**Work to be completed:** Scan the records for the word "FELIN". Copy each line that includes it.

**********

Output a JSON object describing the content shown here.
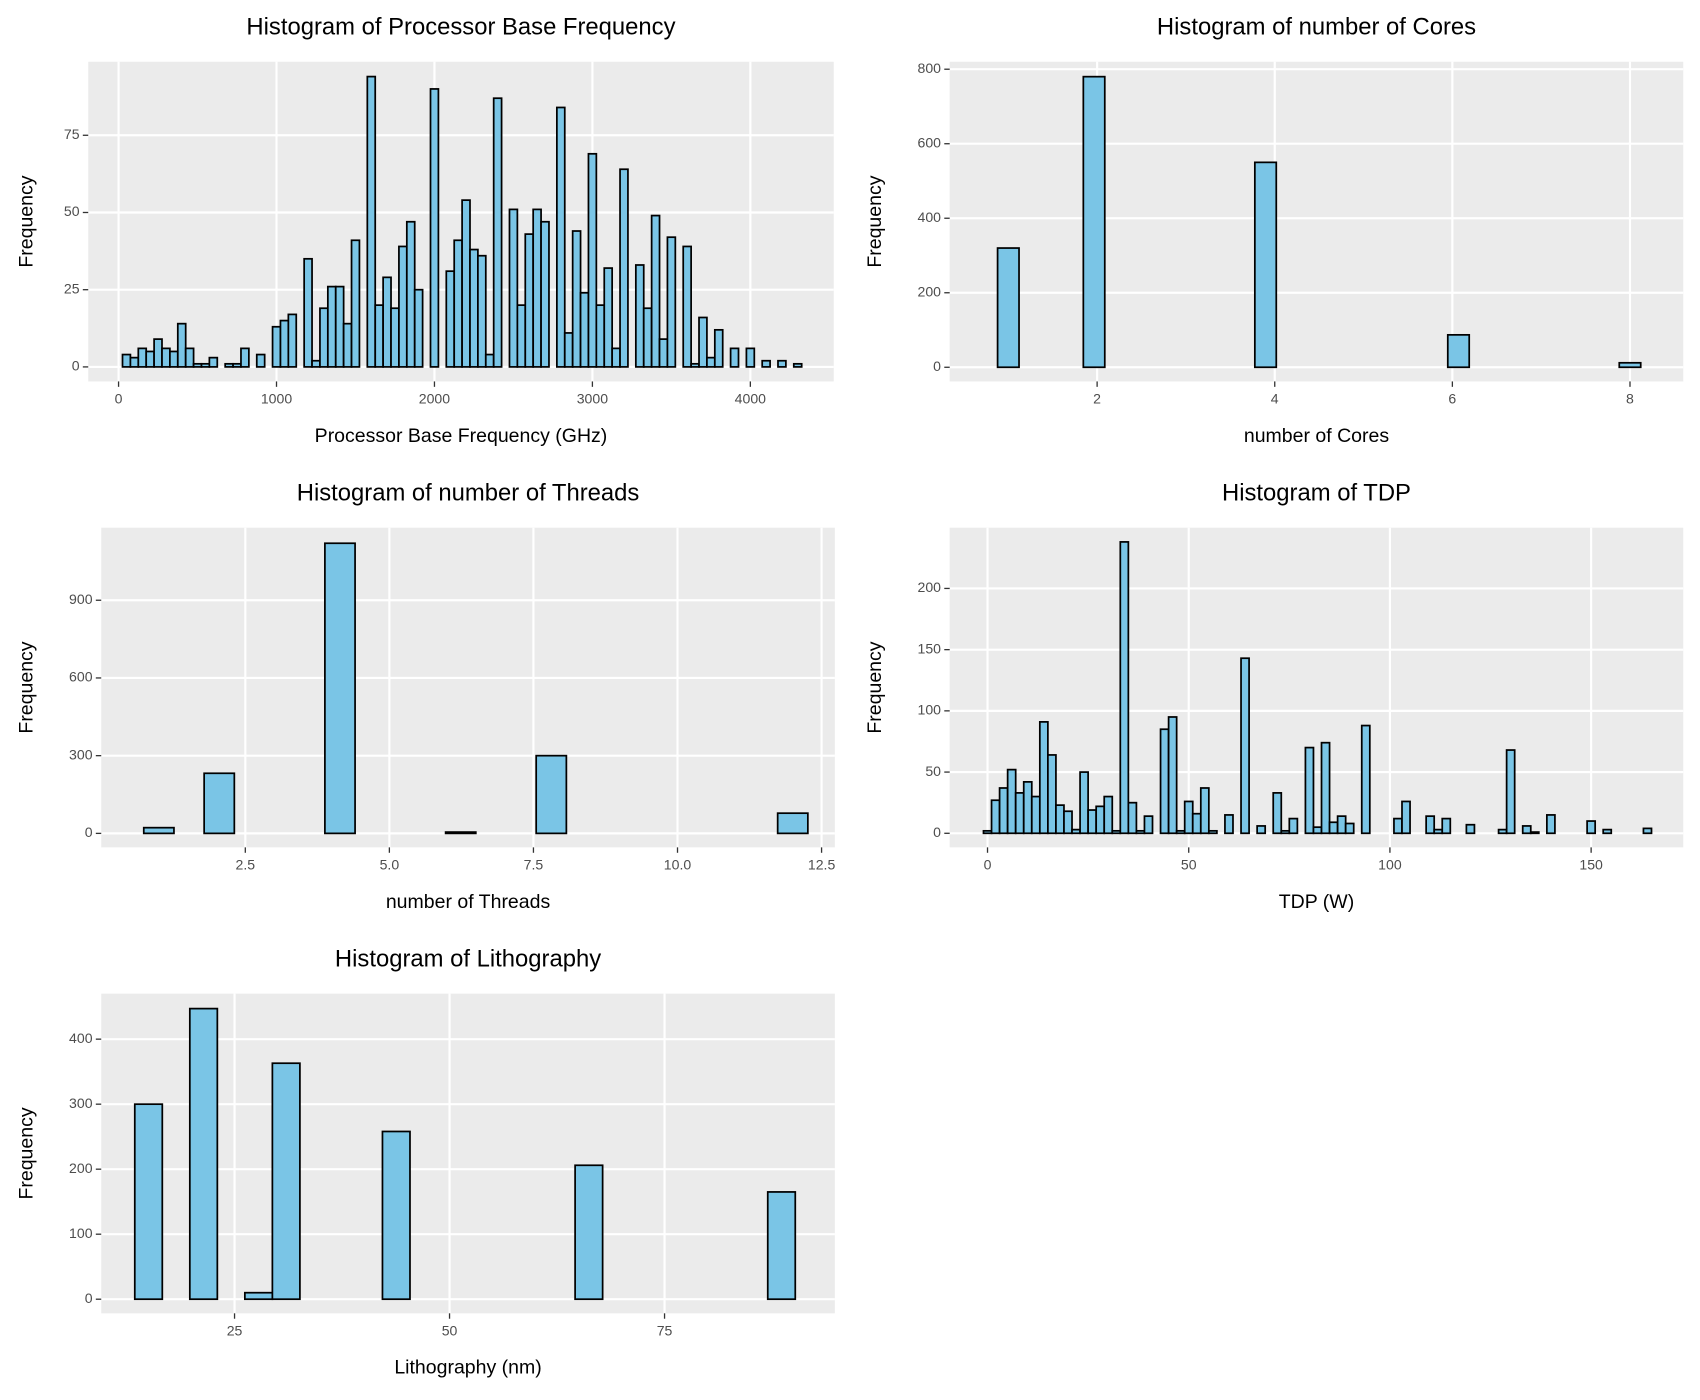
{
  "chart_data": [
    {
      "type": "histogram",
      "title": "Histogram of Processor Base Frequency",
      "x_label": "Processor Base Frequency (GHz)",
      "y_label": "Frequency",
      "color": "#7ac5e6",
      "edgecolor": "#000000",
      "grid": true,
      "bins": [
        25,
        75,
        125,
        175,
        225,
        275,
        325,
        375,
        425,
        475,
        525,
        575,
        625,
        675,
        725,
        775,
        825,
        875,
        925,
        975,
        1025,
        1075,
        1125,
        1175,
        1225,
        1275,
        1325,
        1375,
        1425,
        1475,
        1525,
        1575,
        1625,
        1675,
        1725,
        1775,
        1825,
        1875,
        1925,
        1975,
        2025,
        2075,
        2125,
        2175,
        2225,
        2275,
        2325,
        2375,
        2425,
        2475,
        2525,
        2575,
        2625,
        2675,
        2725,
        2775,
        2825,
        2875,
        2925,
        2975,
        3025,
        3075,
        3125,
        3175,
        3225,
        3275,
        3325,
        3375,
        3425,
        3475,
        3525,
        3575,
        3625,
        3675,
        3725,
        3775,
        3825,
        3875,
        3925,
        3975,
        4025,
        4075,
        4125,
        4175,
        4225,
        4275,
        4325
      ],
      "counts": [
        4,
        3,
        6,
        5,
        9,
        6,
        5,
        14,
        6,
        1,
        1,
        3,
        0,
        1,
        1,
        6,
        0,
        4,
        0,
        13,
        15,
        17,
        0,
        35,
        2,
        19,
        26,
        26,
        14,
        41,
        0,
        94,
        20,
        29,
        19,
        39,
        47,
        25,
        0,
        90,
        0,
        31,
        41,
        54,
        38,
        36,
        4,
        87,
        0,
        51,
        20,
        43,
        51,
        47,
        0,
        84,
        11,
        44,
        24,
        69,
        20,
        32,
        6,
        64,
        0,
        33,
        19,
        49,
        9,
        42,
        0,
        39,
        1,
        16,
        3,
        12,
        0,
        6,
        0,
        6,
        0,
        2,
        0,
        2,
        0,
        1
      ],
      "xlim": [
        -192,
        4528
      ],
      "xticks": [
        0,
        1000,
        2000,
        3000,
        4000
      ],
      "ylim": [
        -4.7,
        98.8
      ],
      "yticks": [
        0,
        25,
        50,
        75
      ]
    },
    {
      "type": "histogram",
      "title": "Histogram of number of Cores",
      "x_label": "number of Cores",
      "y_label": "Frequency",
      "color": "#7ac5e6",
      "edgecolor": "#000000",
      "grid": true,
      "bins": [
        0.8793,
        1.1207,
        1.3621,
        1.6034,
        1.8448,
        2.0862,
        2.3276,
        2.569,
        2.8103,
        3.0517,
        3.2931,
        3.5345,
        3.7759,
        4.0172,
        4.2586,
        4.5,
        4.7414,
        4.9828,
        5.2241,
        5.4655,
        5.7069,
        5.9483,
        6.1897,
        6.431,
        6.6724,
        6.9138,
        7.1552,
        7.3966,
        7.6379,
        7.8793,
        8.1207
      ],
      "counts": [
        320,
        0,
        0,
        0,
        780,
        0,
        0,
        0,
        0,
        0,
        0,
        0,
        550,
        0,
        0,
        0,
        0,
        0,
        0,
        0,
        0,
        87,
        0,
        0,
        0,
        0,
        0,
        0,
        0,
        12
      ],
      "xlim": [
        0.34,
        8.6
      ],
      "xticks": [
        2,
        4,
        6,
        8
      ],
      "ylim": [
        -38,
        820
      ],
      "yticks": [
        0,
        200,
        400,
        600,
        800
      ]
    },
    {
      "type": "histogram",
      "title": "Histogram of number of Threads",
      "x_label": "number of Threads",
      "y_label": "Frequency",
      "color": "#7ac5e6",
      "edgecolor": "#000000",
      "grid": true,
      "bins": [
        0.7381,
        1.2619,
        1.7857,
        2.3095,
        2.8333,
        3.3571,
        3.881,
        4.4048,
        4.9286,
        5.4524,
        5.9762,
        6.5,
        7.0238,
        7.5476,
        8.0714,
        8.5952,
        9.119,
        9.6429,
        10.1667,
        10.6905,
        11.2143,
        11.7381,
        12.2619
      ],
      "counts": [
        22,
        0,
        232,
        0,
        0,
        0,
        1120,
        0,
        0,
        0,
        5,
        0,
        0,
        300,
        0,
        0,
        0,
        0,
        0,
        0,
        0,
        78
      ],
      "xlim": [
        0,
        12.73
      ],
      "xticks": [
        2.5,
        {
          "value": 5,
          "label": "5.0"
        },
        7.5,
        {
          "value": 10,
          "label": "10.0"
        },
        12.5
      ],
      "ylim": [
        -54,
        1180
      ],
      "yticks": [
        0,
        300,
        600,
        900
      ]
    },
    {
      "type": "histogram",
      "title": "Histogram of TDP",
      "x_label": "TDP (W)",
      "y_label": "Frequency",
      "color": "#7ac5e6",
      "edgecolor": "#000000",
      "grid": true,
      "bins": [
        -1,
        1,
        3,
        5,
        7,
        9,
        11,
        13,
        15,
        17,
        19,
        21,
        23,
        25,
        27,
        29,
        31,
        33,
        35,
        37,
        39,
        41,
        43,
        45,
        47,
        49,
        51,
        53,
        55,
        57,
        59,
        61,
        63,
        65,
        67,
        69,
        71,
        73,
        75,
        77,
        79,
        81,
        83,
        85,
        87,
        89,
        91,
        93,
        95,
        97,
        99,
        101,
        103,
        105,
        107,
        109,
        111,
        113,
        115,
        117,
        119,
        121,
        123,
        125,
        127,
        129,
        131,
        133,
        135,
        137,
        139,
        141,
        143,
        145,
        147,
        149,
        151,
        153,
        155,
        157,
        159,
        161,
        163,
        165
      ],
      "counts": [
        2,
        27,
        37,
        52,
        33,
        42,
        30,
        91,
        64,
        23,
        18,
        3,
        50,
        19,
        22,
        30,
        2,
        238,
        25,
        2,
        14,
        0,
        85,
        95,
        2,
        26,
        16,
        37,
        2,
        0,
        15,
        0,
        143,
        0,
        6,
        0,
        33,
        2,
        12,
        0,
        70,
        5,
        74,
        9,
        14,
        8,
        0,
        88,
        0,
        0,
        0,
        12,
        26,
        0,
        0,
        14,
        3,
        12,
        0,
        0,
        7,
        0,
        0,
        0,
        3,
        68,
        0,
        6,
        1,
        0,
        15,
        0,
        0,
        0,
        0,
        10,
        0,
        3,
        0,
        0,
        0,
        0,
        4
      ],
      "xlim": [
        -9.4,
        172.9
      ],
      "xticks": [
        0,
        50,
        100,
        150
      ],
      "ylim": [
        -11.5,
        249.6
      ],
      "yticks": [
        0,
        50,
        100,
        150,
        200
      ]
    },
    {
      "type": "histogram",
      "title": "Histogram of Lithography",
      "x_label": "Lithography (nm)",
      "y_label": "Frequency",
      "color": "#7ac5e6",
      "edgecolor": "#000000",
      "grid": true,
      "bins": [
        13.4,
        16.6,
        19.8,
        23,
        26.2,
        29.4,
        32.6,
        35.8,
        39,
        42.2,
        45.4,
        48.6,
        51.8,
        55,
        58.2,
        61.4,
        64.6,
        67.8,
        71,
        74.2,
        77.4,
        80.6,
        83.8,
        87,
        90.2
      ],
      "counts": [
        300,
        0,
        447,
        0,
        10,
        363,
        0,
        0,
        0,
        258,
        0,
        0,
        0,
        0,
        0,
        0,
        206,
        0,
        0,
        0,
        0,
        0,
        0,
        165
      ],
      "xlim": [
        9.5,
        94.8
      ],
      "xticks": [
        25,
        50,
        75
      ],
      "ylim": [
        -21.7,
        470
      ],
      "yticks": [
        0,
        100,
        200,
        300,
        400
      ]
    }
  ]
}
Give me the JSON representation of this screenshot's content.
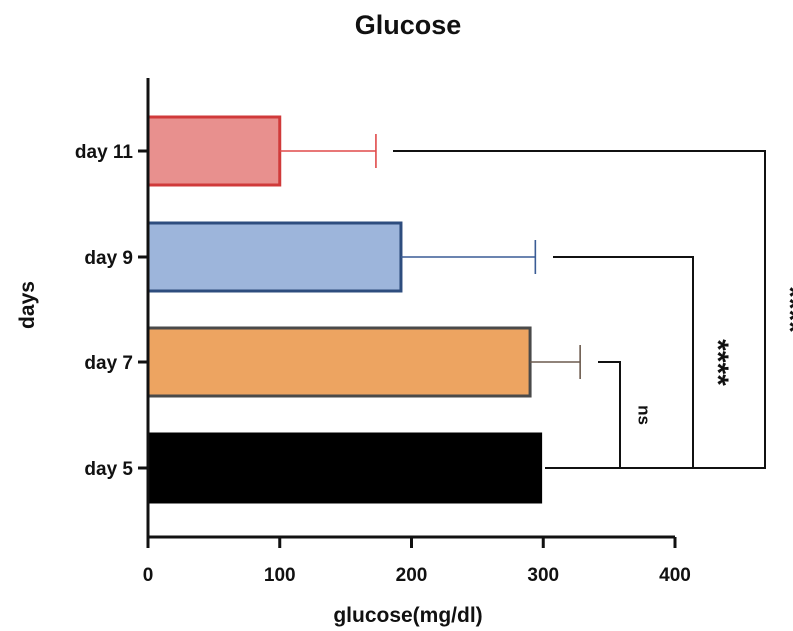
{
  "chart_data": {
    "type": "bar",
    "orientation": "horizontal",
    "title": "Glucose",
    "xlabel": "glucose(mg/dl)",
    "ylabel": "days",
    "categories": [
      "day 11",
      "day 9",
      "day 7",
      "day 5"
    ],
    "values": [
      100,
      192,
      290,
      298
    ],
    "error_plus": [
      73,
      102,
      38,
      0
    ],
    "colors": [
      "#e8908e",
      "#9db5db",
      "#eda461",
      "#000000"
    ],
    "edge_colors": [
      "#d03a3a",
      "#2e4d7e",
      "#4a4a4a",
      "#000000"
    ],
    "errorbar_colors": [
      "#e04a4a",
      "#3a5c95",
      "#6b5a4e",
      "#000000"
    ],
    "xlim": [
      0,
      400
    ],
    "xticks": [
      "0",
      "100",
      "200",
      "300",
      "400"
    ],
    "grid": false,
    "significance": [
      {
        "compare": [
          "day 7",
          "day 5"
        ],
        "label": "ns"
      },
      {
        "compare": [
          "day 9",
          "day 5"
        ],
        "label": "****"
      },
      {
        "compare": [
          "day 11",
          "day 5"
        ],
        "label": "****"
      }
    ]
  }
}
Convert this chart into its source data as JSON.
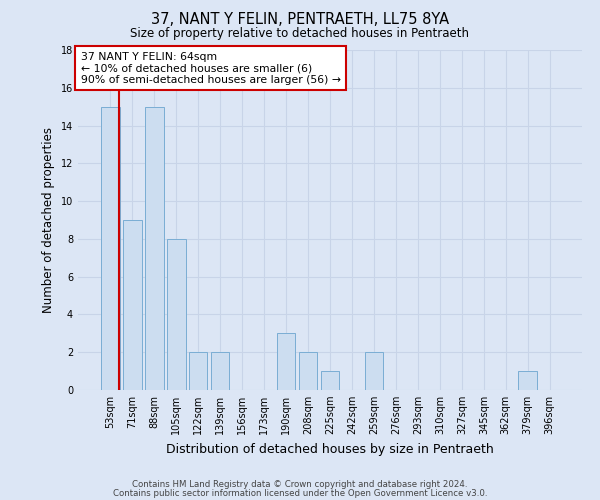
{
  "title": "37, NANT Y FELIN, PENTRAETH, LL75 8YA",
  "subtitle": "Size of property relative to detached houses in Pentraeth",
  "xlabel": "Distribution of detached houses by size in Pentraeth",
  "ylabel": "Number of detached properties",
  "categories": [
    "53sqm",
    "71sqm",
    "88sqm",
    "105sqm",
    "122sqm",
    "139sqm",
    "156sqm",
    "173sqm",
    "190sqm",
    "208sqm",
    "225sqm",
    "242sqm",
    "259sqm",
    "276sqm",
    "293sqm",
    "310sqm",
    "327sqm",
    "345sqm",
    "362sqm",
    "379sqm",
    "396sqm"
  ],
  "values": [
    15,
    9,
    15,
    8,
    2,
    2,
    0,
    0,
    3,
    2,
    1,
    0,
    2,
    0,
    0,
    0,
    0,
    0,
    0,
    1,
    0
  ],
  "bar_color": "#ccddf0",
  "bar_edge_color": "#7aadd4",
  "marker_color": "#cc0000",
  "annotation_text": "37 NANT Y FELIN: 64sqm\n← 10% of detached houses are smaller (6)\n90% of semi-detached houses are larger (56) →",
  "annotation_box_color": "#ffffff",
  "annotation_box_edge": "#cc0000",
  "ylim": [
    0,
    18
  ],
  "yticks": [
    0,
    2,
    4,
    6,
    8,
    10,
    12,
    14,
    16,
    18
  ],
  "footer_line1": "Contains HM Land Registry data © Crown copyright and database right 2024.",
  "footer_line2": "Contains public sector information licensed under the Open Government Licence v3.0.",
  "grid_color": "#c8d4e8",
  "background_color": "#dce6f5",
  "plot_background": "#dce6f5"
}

**********

**Final result:**
  "title": "37, NANT Y FELIN, PENTRAETH, LL75 8YA",
  "annotation_text": "37 NANT Y FELIN: 64sqm\n← 10% of detached houses are smaller (6)\n90% of semi-detached houses are larger (56) →",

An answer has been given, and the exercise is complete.